## [REQUIRED TASK]
Write out the whole listing again, exactly.
● ● ● ● ● ● ●
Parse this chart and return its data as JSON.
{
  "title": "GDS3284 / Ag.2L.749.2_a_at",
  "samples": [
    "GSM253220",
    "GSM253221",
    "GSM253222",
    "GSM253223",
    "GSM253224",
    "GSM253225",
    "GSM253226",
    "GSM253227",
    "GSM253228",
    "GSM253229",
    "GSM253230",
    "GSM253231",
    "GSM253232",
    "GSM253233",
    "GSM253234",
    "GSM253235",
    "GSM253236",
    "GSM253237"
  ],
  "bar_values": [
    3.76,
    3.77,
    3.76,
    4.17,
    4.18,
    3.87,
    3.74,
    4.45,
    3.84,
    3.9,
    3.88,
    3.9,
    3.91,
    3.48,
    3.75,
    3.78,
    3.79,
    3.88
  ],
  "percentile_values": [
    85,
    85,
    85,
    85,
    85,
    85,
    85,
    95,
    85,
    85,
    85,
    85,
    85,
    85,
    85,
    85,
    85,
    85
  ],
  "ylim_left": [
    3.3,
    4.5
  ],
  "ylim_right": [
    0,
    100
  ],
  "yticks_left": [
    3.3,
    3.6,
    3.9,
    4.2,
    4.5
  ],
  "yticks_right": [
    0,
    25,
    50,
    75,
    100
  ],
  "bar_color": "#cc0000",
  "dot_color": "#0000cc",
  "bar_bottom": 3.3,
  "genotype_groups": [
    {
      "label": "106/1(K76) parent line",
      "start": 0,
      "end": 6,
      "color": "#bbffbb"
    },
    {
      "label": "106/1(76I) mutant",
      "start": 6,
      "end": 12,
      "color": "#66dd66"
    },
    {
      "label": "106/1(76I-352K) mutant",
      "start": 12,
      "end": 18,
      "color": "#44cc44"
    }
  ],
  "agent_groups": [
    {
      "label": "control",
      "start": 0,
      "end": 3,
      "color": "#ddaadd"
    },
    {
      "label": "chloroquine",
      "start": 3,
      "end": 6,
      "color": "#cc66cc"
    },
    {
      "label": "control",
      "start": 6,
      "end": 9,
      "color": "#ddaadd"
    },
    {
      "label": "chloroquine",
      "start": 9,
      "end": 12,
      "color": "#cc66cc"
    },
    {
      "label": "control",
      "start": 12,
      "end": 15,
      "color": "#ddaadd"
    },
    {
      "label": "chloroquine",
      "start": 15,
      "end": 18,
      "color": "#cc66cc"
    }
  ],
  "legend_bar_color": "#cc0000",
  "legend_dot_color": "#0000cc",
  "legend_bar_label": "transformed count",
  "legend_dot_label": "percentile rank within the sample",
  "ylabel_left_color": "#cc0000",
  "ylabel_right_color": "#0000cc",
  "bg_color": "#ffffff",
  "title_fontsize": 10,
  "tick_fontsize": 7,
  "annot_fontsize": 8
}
● ● ● ● ● ● ●
## [TASK ANSWER]
Parse this chart and return its data as JSON.
{
  "title": "GDS3284 / Ag.2L.749.2_a_at",
  "samples": [
    "GSM253220",
    "GSM253221",
    "GSM253222",
    "GSM253223",
    "GSM253224",
    "GSM253225",
    "GSM253226",
    "GSM253227",
    "GSM253228",
    "GSM253229",
    "GSM253230",
    "GSM253231",
    "GSM253232",
    "GSM253233",
    "GSM253234",
    "GSM253235",
    "GSM253236",
    "GSM253237"
  ],
  "bar_values": [
    3.76,
    3.77,
    3.76,
    4.17,
    4.18,
    3.87,
    3.74,
    4.45,
    3.84,
    3.9,
    3.88,
    3.9,
    3.91,
    3.48,
    3.75,
    3.78,
    3.79,
    3.88
  ],
  "percentile_values": [
    85,
    85,
    85,
    85,
    85,
    85,
    85,
    95,
    85,
    85,
    85,
    85,
    85,
    85,
    85,
    85,
    85,
    85
  ],
  "ylim_left": [
    3.3,
    4.5
  ],
  "ylim_right": [
    0,
    100
  ],
  "yticks_left": [
    3.3,
    3.6,
    3.9,
    4.2,
    4.5
  ],
  "yticks_right": [
    0,
    25,
    50,
    75,
    100
  ],
  "bar_color": "#cc0000",
  "dot_color": "#0000cc",
  "bar_bottom": 3.3,
  "genotype_groups": [
    {
      "label": "106/1(K76) parent line",
      "start": 0,
      "end": 6,
      "color": "#bbffbb"
    },
    {
      "label": "106/1(76I) mutant",
      "start": 6,
      "end": 12,
      "color": "#66dd66"
    },
    {
      "label": "106/1(76I-352K) mutant",
      "start": 12,
      "end": 18,
      "color": "#44cc44"
    }
  ],
  "agent_groups": [
    {
      "label": "control",
      "start": 0,
      "end": 3,
      "color": "#ddaadd"
    },
    {
      "label": "chloroquine",
      "start": 3,
      "end": 6,
      "color": "#cc66cc"
    },
    {
      "label": "control",
      "start": 6,
      "end": 9,
      "color": "#ddaadd"
    },
    {
      "label": "chloroquine",
      "start": 9,
      "end": 12,
      "color": "#cc66cc"
    },
    {
      "label": "control",
      "start": 12,
      "end": 15,
      "color": "#ddaadd"
    },
    {
      "label": "chloroquine",
      "start": 15,
      "end": 18,
      "color": "#cc66cc"
    }
  ],
  "legend_bar_color": "#cc0000",
  "legend_dot_color": "#0000cc",
  "legend_bar_label": "transformed count",
  "legend_dot_label": "percentile rank within the sample",
  "ylabel_left_color": "#cc0000",
  "ylabel_right_color": "#0000cc",
  "bg_color": "#ffffff",
  "title_fontsize": 10,
  "tick_fontsize": 7,
  "annot_fontsize": 8
}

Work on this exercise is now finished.